LISTING ▸

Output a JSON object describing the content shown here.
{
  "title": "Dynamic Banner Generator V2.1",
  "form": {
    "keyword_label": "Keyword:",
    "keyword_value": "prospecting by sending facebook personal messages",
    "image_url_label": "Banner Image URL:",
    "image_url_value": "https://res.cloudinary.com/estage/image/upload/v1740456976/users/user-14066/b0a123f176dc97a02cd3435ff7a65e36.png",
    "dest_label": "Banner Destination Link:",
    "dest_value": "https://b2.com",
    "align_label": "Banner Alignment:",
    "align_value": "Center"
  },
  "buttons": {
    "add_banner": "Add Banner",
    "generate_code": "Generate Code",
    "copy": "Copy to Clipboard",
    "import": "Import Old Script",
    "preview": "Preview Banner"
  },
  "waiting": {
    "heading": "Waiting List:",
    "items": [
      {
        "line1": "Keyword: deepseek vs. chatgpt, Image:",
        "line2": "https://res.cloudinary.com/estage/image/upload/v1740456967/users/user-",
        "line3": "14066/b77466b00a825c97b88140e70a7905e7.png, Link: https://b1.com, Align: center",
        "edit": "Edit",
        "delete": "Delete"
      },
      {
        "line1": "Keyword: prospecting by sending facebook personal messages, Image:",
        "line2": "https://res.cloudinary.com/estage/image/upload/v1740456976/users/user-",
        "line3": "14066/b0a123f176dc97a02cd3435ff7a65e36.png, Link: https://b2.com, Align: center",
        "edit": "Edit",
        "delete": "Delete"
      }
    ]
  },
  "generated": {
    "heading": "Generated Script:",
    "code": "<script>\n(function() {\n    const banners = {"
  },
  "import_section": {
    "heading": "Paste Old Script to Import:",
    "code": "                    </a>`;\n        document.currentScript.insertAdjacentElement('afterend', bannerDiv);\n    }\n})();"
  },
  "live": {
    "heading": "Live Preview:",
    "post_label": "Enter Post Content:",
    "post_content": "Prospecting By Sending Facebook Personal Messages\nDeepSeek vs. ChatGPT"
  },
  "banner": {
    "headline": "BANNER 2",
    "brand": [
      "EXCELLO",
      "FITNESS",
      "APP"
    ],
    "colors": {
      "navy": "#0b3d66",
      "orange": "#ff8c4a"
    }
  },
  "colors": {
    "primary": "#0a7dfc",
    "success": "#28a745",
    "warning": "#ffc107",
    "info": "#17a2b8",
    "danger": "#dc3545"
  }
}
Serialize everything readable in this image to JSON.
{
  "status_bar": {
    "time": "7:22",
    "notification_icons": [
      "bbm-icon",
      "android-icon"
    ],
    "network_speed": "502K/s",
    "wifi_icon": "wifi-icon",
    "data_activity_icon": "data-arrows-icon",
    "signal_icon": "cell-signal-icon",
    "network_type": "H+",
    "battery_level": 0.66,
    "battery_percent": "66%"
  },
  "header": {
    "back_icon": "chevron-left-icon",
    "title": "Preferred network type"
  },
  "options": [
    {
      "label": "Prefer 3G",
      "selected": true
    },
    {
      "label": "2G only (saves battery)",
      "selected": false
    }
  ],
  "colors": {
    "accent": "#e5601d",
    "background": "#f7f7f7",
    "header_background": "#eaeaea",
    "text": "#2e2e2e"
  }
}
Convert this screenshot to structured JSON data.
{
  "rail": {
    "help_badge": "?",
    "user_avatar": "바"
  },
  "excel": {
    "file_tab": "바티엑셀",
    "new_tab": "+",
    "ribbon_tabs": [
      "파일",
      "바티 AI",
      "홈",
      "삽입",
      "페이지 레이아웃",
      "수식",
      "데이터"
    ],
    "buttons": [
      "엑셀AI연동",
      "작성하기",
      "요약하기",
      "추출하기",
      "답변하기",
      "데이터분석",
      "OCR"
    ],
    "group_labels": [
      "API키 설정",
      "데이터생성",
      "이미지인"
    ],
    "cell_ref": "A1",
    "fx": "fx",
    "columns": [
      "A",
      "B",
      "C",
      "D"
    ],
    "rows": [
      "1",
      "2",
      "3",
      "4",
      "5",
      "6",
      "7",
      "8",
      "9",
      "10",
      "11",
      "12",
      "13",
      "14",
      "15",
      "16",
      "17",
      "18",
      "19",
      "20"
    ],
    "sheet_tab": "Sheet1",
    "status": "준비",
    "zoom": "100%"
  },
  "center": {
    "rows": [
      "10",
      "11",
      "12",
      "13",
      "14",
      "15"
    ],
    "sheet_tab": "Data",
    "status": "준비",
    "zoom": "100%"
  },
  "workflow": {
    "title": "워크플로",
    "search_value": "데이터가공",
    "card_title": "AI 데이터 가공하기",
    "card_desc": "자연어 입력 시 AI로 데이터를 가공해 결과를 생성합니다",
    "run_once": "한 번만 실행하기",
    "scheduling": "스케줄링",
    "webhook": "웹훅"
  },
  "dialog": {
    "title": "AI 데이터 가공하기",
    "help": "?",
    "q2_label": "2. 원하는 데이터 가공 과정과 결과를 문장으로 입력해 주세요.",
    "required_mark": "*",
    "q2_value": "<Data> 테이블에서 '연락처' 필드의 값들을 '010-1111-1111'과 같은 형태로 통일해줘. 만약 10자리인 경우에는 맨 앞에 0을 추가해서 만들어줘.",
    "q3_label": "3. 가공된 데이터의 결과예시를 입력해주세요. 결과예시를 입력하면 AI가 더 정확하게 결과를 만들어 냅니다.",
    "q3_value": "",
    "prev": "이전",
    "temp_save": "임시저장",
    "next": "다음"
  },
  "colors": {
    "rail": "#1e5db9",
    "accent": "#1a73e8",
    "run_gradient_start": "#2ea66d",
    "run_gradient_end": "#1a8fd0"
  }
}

SET EXERCISE ▸
Please restate the data word for word, every record included.

EXERCISE RESPONSE ▸
Output a JSON object describing the content shown here.
{
  "title": "Dynamic Banner Generator V2.1",
  "form": {
    "keyword_label": "Keyword:",
    "keyword_value": "prospecting by sending facebook personal messages",
    "image_url_label": "Banner Image URL:",
    "image_url_value": "https://res.cloudinary.com/estage/image/upload/v1740456976/users/user-14066/b0a123f176dc97a02cd3435ff7a65e36.png",
    "dest_label": "Banner Destination Link:",
    "dest_value": "https://b2.com",
    "align_label": "Banner Alignment:",
    "align_value": "Center"
  },
  "buttons": {
    "add_banner": "Add Banner",
    "generate_code": "Generate Code",
    "copy": "Copy to Clipboard",
    "import": "Import Old Script",
    "preview": "Preview Banner"
  },
  "waiting": {
    "heading": "Waiting List:",
    "items": [
      {
        "line1": "Keyword: deepseek vs. chatgpt, Image:",
        "line2": "https://res.cloudinary.com/estage/image/upload/v1740456967/users/user-",
        "line3": "14066/b77466b00a825c97b88140e70a7905e7.png, Link: https://b1.com, Align: center",
        "edit": "Edit",
        "delete": "Delete"
      },
      {
        "line1": "Keyword: prospecting by sending facebook personal messages, Image:",
        "line2": "https://res.cloudinary.com/estage/image/upload/v1740456976/users/user-",
        "line3": "14066/b0a123f176dc97a02cd3435ff7a65e36.png, Link: https://b2.com, Align: center",
        "edit": "Edit",
        "delete": "Delete"
      }
    ]
  },
  "generated": {
    "heading": "Generated Script:",
    "code": "<script>\n(function() {\n    const banners = {"
  },
  "import_section": {
    "heading": "Paste Old Script to Import:",
    "code": "                    </a>`;\n        document.currentScript.insertAdjacentElement('afterend', bannerDiv);\n    }\n})();"
  },
  "live": {
    "heading": "Live Preview:",
    "post_label": "Enter Post Content:",
    "post_content": "Prospecting By Sending Facebook Personal Messages\nDeepSeek vs. ChatGPT"
  },
  "banner": {
    "headline": "BANNER 2",
    "brand": [
      "EXCELLO",
      "FITNESS",
      "APP"
    ],
    "colors": {
      "navy": "#0b3d66",
      "orange": "#ff8c4a"
    }
  },
  "colors": {
    "primary": "#0a7dfc",
    "success": "#28a745",
    "warning": "#ffc107",
    "info": "#17a2b8",
    "danger": "#dc3545"
  }
}
Serialize everything readable in this image to JSON.
{
  "status_bar": {
    "time": "7:22",
    "notification_icons": [
      "bbm-icon",
      "android-icon"
    ],
    "network_speed": "502K/s",
    "wifi_icon": "wifi-icon",
    "data_activity_icon": "data-arrows-icon",
    "signal_icon": "cell-signal-icon",
    "network_type": "H+",
    "battery_level": 0.66,
    "battery_percent": "66%"
  },
  "header": {
    "back_icon": "chevron-left-icon",
    "title": "Preferred network type"
  },
  "options": [
    {
      "label": "Prefer 3G",
      "selected": true
    },
    {
      "label": "2G only (saves battery)",
      "selected": false
    }
  ],
  "colors": {
    "accent": "#e5601d",
    "background": "#f7f7f7",
    "header_background": "#eaeaea",
    "text": "#2e2e2e"
  }
}
Convert this screenshot to structured JSON data.
{
  "rail": {
    "help_badge": "?",
    "user_avatar": "바"
  },
  "excel": {
    "file_tab": "바티엑셀",
    "new_tab": "+",
    "ribbon_tabs": [
      "파일",
      "바티 AI",
      "홈",
      "삽입",
      "페이지 레이아웃",
      "수식",
      "데이터"
    ],
    "buttons": [
      "엑셀AI연동",
      "작성하기",
      "요약하기",
      "추출하기",
      "답변하기",
      "데이터분석",
      "OCR"
    ],
    "group_labels": [
      "API키 설정",
      "데이터생성",
      "이미지인"
    ],
    "cell_ref": "A1",
    "fx": "fx",
    "columns": [
      "A",
      "B",
      "C",
      "D"
    ],
    "rows": [
      "1",
      "2",
      "3",
      "4",
      "5",
      "6",
      "7",
      "8",
      "9",
      "10",
      "11",
      "12",
      "13",
      "14",
      "15",
      "16",
      "17",
      "18",
      "19",
      "20"
    ],
    "sheet_tab": "Sheet1",
    "status": "준비",
    "zoom": "100%"
  },
  "center": {
    "rows": [
      "10",
      "11",
      "12",
      "13",
      "14",
      "15"
    ],
    "sheet_tab": "Data",
    "status": "준비",
    "zoom": "100%"
  },
  "workflow": {
    "title": "워크플로",
    "search_value": "데이터가공",
    "card_title": "AI 데이터 가공하기",
    "card_desc": "자연어 입력 시 AI로 데이터를 가공해 결과를 생성합니다",
    "run_once": "한 번만 실행하기",
    "scheduling": "스케줄링",
    "webhook": "웹훅"
  },
  "dialog": {
    "title": "AI 데이터 가공하기",
    "help": "?",
    "q2_label": "2. 원하는 데이터 가공 과정과 결과를 문장으로 입력해 주세요.",
    "required_mark": "*",
    "q2_value": "<Data> 테이블에서 '연락처' 필드의 값들을 '010-1111-1111'과 같은 형태로 통일해줘. 만약 10자리인 경우에는 맨 앞에 0을 추가해서 만들어줘.",
    "q3_label": "3. 가공된 데이터의 결과예시를 입력해주세요. 결과예시를 입력하면 AI가 더 정확하게 결과를 만들어 냅니다.",
    "q3_value": "",
    "prev": "이전",
    "temp_save": "임시저장",
    "next": "다음"
  },
  "colors": {
    "rail": "#1e5db9",
    "accent": "#1a73e8",
    "run_gradient_start": "#2ea66d",
    "run_gradient_end": "#1a8fd0"
  }
}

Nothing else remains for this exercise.